==== Records for this task

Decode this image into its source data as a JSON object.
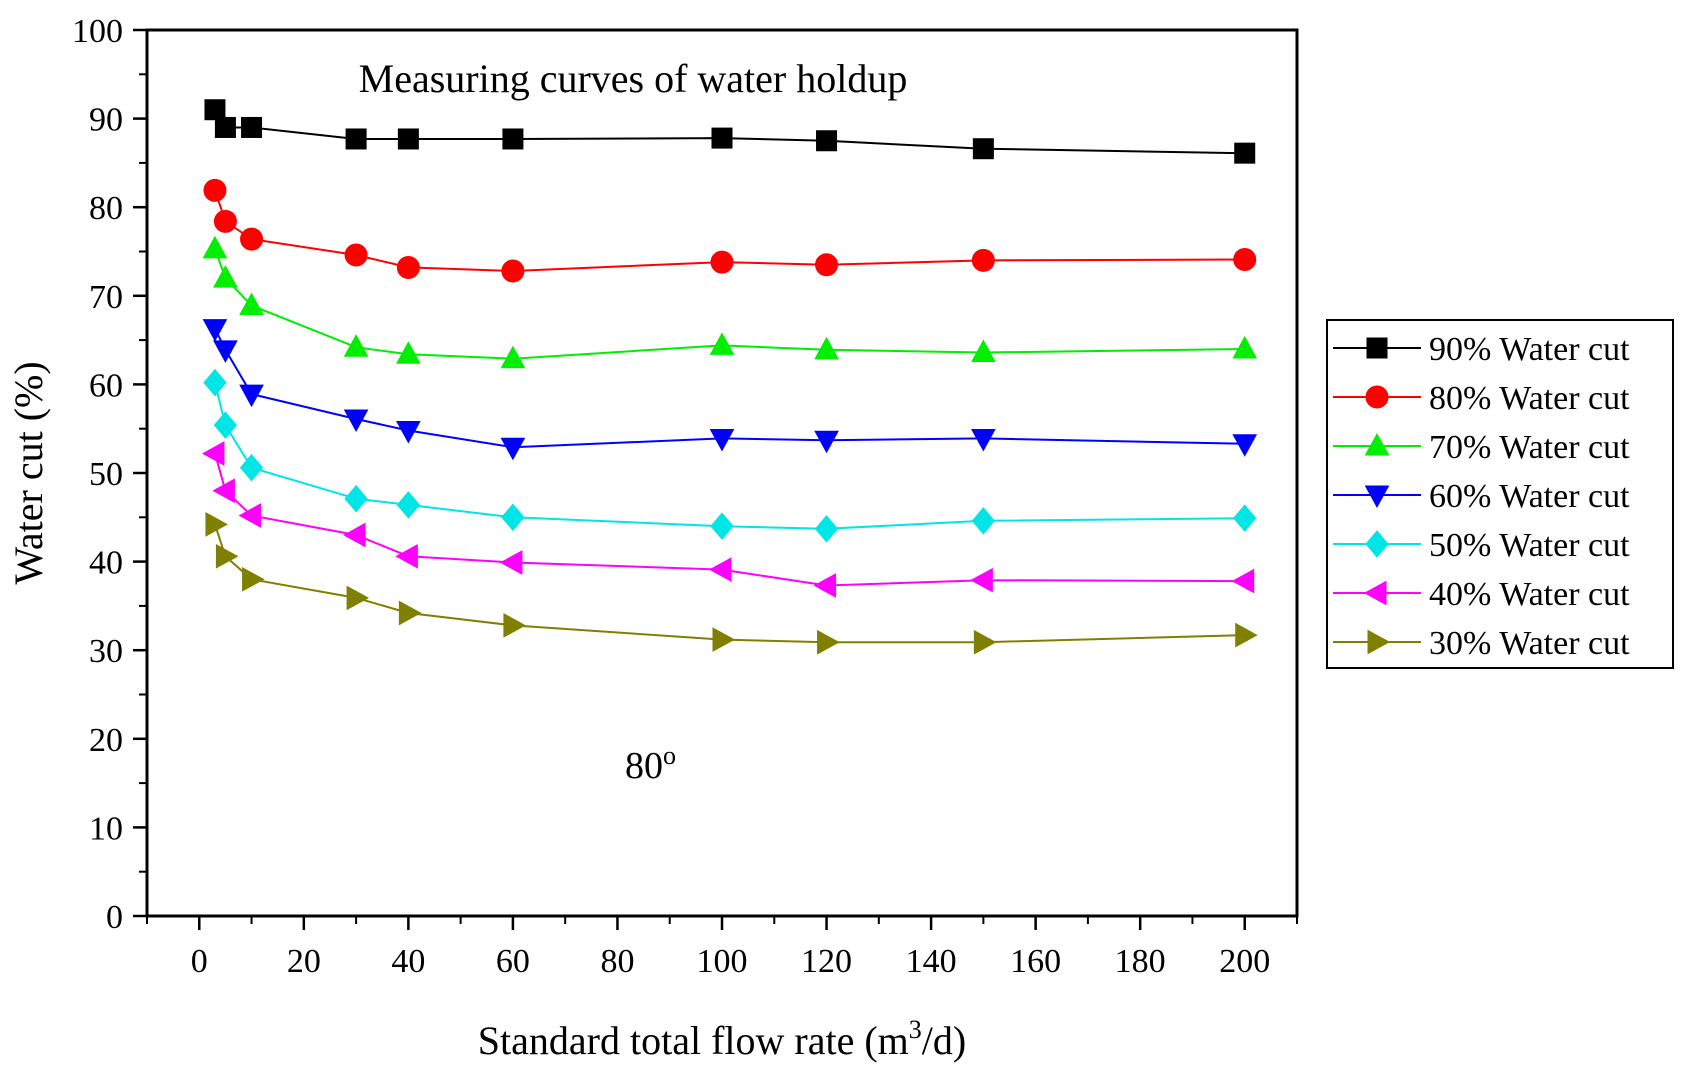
{
  "chart_data": {
    "type": "line",
    "title": "Measuring curves of water holdup",
    "annotation_text": "80",
    "annotation_sup": "o",
    "xlabel_main": "Standard total flow rate (m",
    "xlabel_sup": "3",
    "xlabel_end": "/d)",
    "ylabel": "Water cut (%)",
    "xlim": [
      -10,
      210
    ],
    "ylim": [
      0,
      100
    ],
    "x_ticks": [
      0,
      20,
      40,
      60,
      80,
      100,
      120,
      140,
      160,
      180,
      200
    ],
    "y_ticks": [
      0,
      10,
      20,
      30,
      40,
      50,
      60,
      70,
      80,
      90,
      100
    ],
    "legend_position": "right-outside",
    "series": [
      {
        "name": "90% Water cut",
        "color": "#000000",
        "marker": "square",
        "x": [
          3,
          5,
          10,
          30,
          40,
          60,
          100,
          120,
          150,
          200
        ],
        "y": [
          91,
          89,
          89,
          87.7,
          87.7,
          87.7,
          87.8,
          87.5,
          86.6,
          86.1
        ]
      },
      {
        "name": "80% Water cut",
        "color": "#ff0000",
        "marker": "circle",
        "x": [
          3,
          5,
          10,
          30,
          40,
          60,
          100,
          120,
          150,
          200
        ],
        "y": [
          81.9,
          78.4,
          76.4,
          74.6,
          73.2,
          72.8,
          73.8,
          73.5,
          74,
          74.1
        ]
      },
      {
        "name": "70% Water cut",
        "color": "#00ee00",
        "marker": "triangle-up",
        "x": [
          3,
          5,
          10,
          30,
          40,
          60,
          100,
          120,
          150,
          200
        ],
        "y": [
          75.3,
          72,
          68.9,
          64.2,
          63.4,
          62.9,
          64.4,
          63.9,
          63.6,
          64
        ]
      },
      {
        "name": "60% Water cut",
        "color": "#0000ff",
        "marker": "triangle-down",
        "x": [
          3,
          5,
          10,
          30,
          40,
          60,
          100,
          120,
          150,
          200
        ],
        "y": [
          66.3,
          63.9,
          58.9,
          56.1,
          54.8,
          52.9,
          53.9,
          53.7,
          53.9,
          53.3
        ]
      },
      {
        "name": "50% Water cut",
        "color": "#00e5e5",
        "marker": "diamond",
        "x": [
          3,
          5,
          10,
          30,
          40,
          60,
          100,
          120,
          150,
          200
        ],
        "y": [
          60.2,
          55.4,
          50.6,
          47.1,
          46.4,
          45,
          44,
          43.7,
          44.6,
          44.9
        ]
      },
      {
        "name": "40% Water cut",
        "color": "#ff00ff",
        "marker": "triangle-left",
        "x": [
          3,
          5,
          10,
          30,
          40,
          60,
          100,
          120,
          150,
          200
        ],
        "y": [
          52.2,
          48,
          45.2,
          43,
          40.6,
          39.9,
          39.1,
          37.3,
          37.9,
          37.8
        ]
      },
      {
        "name": "30% Water cut",
        "color": "#808000",
        "marker": "triangle-right",
        "x": [
          3,
          5,
          10,
          30,
          40,
          60,
          100,
          120,
          150,
          200
        ],
        "y": [
          44.2,
          40.6,
          38,
          35.9,
          34.2,
          32.8,
          31.2,
          30.9,
          30.9,
          31.7
        ]
      }
    ]
  }
}
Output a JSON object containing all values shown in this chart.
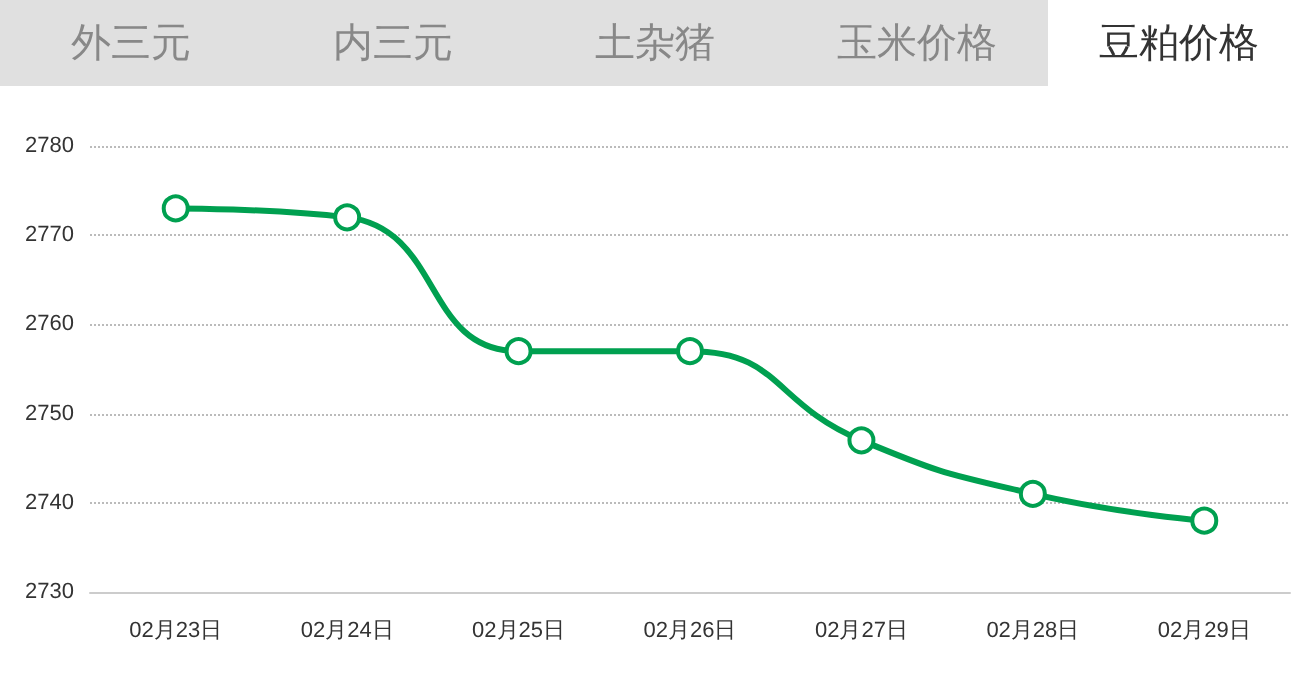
{
  "chart_data": {
    "type": "line",
    "title": "豆粕价格",
    "annotations": [
      "外三元",
      "内三元",
      "土杂猪",
      "玉米价格"
    ],
    "categories": [
      "02月23日",
      "02月24日",
      "02月25日",
      "02月26日",
      "02月27日",
      "02月28日",
      "02月29日"
    ],
    "series": [
      {
        "color": "#00a050",
        "values": [
          2773,
          2772,
          2757,
          2757,
          2747,
          2741,
          2738
        ]
      }
    ],
    "ylim": [
      2730,
      2780
    ],
    "yticks": [
      2730,
      2740,
      2750,
      2760,
      2770,
      2780
    ],
    "grid": "y",
    "marker": "circle",
    "line_style": "solid"
  }
}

========

Description of the task:
Pick out the lines that include the word "right" and write them out.

Response to the task:
    "legend_position": "right-outside",
        "marker": "triangle-right",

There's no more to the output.